* [Source data]:
┏━━

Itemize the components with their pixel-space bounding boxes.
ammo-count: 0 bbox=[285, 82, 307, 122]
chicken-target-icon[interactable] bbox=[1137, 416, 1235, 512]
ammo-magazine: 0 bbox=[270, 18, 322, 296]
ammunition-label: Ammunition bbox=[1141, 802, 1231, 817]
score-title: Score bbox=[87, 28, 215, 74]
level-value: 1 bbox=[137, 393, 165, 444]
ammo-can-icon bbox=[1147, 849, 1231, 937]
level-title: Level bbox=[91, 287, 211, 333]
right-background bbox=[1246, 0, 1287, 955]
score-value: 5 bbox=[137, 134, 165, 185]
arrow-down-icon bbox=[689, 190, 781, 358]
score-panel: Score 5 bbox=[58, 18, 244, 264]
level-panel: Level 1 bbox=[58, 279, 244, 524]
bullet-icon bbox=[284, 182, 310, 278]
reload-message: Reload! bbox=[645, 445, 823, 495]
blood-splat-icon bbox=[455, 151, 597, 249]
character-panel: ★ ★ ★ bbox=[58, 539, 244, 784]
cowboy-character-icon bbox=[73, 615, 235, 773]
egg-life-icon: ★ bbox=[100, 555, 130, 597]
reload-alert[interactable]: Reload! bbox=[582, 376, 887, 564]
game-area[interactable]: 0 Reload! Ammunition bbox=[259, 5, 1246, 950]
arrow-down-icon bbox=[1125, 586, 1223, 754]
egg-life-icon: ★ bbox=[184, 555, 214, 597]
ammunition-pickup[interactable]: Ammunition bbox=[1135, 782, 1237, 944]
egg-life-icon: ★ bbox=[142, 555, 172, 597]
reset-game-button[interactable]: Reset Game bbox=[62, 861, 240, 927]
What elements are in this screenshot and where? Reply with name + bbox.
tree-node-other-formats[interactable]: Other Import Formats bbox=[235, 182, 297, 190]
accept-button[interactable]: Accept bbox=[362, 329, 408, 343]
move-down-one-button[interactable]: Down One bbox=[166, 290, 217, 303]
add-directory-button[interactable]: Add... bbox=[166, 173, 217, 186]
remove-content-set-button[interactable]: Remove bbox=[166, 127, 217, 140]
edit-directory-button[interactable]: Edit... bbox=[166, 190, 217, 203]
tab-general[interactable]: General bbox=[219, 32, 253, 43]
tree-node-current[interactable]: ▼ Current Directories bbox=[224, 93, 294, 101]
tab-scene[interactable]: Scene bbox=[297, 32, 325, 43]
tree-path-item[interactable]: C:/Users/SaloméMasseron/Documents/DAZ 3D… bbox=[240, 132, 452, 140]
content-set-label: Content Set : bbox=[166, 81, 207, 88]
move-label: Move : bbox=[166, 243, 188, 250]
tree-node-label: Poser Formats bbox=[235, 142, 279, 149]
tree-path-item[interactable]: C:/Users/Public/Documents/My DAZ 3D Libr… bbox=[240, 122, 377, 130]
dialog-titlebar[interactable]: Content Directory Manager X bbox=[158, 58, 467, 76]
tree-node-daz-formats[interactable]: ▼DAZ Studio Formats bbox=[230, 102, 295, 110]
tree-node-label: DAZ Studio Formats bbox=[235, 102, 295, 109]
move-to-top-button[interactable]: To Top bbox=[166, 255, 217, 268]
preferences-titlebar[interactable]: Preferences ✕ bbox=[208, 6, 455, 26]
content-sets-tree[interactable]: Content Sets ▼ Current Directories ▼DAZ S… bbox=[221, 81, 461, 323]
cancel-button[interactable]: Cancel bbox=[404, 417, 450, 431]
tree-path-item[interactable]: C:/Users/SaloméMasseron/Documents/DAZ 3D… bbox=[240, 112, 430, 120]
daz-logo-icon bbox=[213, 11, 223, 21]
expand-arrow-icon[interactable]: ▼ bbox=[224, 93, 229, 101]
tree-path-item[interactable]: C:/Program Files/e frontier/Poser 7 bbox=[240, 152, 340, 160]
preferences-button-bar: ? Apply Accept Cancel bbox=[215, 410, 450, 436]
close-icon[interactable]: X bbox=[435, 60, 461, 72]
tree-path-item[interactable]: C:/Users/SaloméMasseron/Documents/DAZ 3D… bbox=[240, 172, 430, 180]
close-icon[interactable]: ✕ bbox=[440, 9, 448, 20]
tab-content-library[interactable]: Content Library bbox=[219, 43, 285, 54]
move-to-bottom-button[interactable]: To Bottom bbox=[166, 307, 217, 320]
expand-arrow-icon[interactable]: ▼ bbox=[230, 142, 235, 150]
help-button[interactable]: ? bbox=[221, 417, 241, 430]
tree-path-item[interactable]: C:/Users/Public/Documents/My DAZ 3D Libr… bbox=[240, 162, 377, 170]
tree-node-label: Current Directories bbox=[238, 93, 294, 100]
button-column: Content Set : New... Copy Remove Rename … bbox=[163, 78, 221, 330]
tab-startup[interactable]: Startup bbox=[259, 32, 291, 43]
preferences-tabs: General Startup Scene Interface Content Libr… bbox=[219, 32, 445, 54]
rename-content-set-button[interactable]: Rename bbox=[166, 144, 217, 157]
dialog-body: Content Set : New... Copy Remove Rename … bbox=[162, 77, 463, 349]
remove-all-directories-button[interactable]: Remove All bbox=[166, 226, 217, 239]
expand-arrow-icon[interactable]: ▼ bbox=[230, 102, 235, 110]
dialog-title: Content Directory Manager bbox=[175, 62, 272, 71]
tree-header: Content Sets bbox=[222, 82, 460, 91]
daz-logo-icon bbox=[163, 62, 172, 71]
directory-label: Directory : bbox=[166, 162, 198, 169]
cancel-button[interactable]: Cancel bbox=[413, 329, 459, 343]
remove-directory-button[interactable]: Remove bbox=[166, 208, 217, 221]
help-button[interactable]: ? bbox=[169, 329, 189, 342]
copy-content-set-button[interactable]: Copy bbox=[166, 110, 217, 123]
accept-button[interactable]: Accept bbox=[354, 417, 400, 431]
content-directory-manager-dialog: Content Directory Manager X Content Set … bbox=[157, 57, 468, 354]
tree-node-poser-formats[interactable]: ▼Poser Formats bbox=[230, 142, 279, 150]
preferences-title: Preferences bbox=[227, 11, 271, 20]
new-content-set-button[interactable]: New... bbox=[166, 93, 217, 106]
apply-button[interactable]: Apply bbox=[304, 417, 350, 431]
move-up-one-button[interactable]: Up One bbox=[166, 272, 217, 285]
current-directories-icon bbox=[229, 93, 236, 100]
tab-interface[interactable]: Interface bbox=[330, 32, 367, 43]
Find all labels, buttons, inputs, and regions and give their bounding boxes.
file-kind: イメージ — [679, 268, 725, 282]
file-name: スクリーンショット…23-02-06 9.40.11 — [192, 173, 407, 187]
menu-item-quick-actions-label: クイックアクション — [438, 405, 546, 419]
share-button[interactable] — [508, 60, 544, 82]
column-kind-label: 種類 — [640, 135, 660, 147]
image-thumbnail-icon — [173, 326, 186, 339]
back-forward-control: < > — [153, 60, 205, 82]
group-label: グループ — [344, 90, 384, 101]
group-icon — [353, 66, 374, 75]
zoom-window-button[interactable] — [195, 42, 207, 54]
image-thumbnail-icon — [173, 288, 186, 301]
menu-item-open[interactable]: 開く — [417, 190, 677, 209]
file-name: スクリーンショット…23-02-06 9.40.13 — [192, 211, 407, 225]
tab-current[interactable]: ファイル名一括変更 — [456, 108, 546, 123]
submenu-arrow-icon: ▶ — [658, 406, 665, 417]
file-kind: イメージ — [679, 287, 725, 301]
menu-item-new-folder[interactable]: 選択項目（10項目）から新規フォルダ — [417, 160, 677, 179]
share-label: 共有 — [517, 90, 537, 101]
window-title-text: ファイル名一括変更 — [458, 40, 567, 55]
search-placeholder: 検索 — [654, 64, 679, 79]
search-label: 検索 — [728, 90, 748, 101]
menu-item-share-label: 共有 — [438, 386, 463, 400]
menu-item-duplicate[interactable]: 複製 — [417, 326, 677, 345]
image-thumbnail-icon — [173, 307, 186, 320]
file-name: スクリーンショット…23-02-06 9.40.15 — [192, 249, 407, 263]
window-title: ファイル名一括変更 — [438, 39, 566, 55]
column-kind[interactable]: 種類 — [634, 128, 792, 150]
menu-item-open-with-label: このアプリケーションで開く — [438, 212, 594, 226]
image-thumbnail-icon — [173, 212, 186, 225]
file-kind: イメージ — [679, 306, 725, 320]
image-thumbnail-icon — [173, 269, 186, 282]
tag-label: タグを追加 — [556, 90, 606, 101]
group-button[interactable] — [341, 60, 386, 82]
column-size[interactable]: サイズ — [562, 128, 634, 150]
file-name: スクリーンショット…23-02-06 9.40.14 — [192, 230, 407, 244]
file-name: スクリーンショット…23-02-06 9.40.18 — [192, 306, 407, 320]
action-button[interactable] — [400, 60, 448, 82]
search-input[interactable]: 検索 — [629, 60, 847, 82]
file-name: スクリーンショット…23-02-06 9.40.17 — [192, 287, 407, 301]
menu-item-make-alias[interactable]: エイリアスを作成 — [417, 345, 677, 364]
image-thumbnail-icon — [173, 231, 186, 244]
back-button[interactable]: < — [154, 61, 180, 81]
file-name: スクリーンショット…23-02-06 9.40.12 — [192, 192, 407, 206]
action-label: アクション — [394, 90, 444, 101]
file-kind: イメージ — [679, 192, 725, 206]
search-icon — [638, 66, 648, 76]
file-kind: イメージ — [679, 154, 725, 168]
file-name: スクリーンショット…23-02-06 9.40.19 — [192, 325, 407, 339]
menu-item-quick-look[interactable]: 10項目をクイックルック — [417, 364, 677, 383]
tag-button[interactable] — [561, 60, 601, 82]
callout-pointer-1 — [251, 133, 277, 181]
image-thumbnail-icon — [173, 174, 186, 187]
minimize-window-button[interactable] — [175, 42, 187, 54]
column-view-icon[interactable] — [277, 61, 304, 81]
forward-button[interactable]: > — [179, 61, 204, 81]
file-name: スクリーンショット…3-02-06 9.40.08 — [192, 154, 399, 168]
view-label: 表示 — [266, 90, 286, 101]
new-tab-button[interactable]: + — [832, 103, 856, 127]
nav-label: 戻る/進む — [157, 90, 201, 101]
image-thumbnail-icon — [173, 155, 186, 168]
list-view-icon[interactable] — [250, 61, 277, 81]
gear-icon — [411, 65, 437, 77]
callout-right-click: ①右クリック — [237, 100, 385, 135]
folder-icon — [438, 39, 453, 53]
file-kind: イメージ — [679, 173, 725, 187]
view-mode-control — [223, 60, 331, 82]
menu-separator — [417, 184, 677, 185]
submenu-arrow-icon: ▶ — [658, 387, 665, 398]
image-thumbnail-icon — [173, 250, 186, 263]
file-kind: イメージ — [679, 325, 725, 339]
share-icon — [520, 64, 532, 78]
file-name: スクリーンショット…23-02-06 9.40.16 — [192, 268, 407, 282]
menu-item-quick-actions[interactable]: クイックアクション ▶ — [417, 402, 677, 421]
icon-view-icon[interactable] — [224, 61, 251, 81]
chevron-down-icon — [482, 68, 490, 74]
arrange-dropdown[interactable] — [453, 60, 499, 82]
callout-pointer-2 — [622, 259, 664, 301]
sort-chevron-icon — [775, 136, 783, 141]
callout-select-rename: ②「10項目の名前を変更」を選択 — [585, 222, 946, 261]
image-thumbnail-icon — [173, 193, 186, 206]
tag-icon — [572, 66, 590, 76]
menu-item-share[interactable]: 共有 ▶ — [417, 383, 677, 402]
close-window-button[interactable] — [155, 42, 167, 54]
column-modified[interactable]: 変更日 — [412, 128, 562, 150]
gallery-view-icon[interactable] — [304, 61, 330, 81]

┗━━

* [Stated problem]:
Reproduce, unchanged, the stretch of lines above from the very first one through the line that contains "ammo-can-icon bbox=[1147, 849, 1231, 937]", both included.

* [Written solution]:
Itemize the components with their pixel-space bounding boxes.
ammo-count: 0 bbox=[285, 82, 307, 122]
chicken-target-icon[interactable] bbox=[1137, 416, 1235, 512]
ammo-magazine: 0 bbox=[270, 18, 322, 296]
ammunition-label: Ammunition bbox=[1141, 802, 1231, 817]
score-title: Score bbox=[87, 28, 215, 74]
level-value: 1 bbox=[137, 393, 165, 444]
ammo-can-icon bbox=[1147, 849, 1231, 937]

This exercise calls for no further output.